▸ **DO THIS**:
Locate each line in the records containing "quum". Copy it.

▸ **Dataset items**:
::::

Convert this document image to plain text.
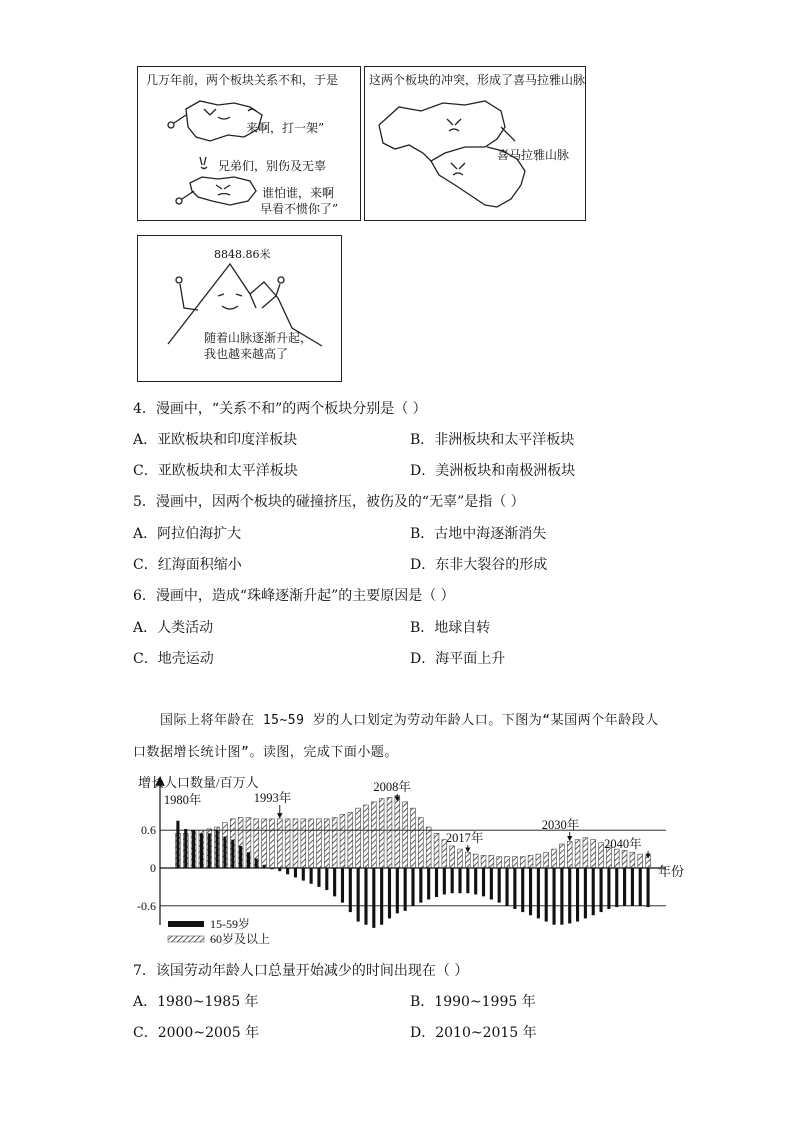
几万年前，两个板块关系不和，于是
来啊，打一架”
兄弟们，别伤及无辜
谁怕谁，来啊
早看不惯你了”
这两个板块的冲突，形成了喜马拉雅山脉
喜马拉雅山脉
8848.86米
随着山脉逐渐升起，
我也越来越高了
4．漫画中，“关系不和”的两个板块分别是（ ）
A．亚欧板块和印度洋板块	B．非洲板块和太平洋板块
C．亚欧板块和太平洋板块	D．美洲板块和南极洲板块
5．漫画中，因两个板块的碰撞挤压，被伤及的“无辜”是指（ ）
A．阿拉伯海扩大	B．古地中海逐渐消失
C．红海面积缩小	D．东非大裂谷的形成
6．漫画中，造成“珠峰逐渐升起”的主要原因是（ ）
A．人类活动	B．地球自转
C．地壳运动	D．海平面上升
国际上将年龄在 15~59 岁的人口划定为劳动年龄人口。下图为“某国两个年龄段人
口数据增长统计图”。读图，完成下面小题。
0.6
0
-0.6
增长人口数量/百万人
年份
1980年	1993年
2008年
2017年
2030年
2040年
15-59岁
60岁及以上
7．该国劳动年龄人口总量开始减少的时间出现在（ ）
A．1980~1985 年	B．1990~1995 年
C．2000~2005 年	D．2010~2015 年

::::

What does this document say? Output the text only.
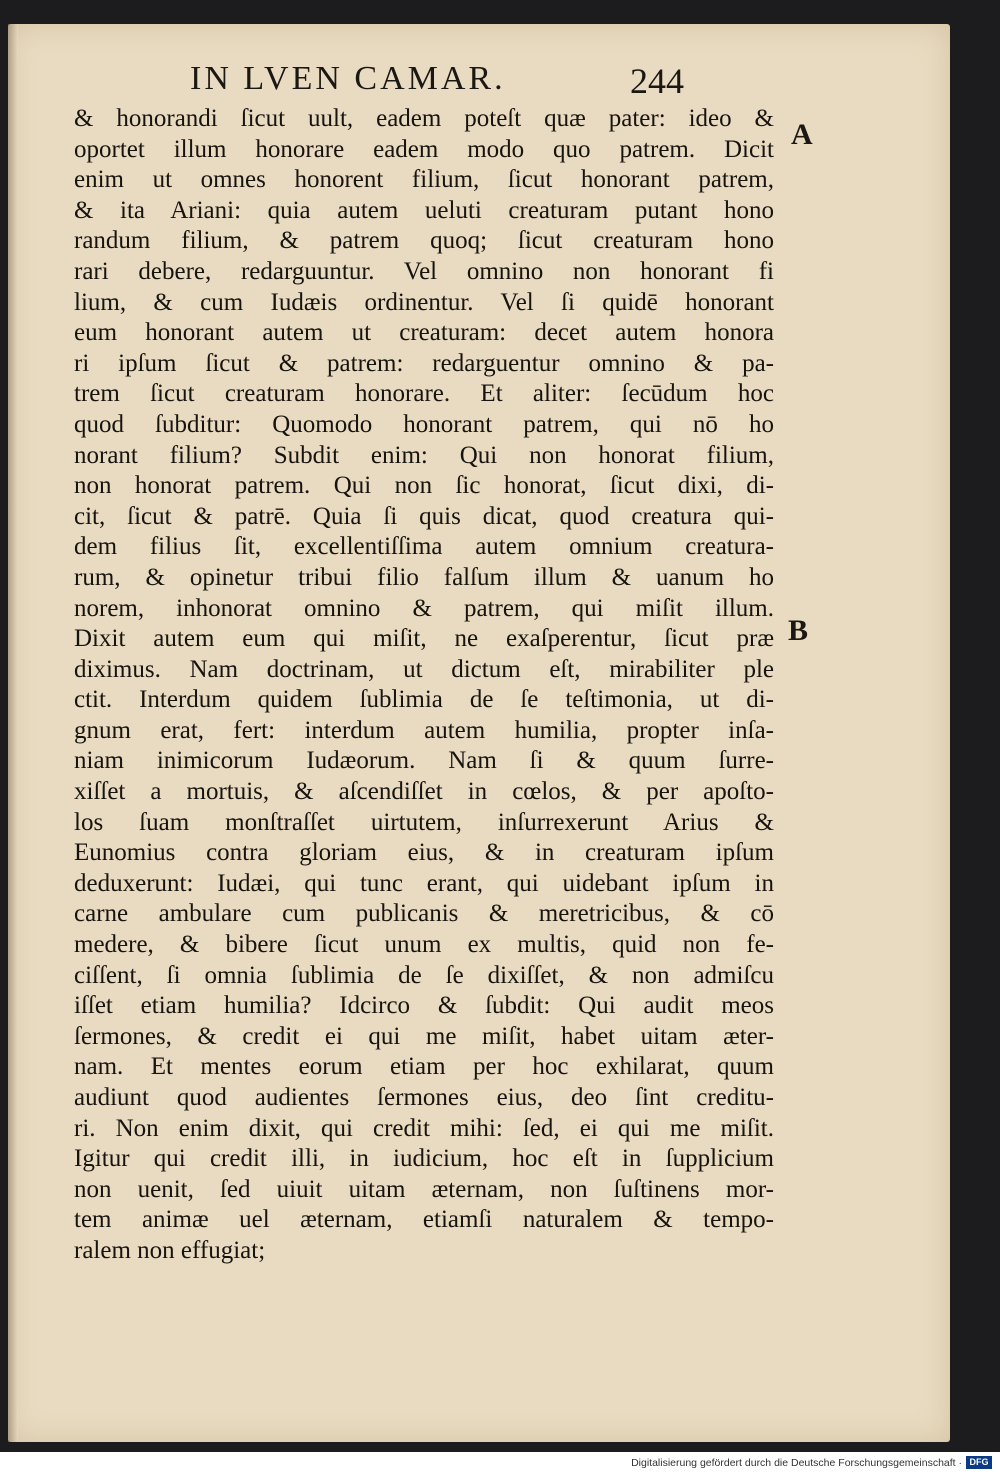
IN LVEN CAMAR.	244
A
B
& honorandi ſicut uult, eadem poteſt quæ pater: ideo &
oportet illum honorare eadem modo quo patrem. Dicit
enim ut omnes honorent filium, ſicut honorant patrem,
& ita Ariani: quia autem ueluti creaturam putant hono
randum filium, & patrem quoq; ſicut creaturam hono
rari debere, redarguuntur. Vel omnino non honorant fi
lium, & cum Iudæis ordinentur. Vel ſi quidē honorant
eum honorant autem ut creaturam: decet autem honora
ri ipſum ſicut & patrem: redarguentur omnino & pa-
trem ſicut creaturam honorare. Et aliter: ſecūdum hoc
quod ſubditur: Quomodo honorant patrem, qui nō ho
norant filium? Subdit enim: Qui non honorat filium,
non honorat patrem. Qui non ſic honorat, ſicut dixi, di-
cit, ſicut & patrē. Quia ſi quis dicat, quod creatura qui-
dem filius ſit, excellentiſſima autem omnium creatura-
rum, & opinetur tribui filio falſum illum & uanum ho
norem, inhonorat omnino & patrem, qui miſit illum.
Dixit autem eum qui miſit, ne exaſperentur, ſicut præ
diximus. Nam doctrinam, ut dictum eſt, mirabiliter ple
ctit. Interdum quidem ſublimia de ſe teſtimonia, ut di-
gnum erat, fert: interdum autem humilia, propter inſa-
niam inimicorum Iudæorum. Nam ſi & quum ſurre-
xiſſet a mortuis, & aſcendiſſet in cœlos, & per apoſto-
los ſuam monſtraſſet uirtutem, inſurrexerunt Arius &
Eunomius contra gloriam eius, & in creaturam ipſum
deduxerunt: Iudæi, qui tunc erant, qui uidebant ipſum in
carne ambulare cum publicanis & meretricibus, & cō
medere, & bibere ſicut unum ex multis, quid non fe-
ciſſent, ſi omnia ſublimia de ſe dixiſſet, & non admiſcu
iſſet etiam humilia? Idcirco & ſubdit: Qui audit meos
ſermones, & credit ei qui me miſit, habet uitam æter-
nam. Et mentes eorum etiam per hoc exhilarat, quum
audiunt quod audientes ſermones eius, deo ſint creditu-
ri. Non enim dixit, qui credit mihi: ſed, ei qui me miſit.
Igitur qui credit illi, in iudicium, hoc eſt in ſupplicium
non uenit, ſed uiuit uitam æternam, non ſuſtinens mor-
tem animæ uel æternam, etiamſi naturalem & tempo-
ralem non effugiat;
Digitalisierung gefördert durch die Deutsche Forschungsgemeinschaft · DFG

::::

▸ **COMPLETE ANSWER**:
niam inimicorum Iudæorum. Nam ſi & quum ſurre-
nam. Et mentes eorum etiam per hoc exhilarat, quum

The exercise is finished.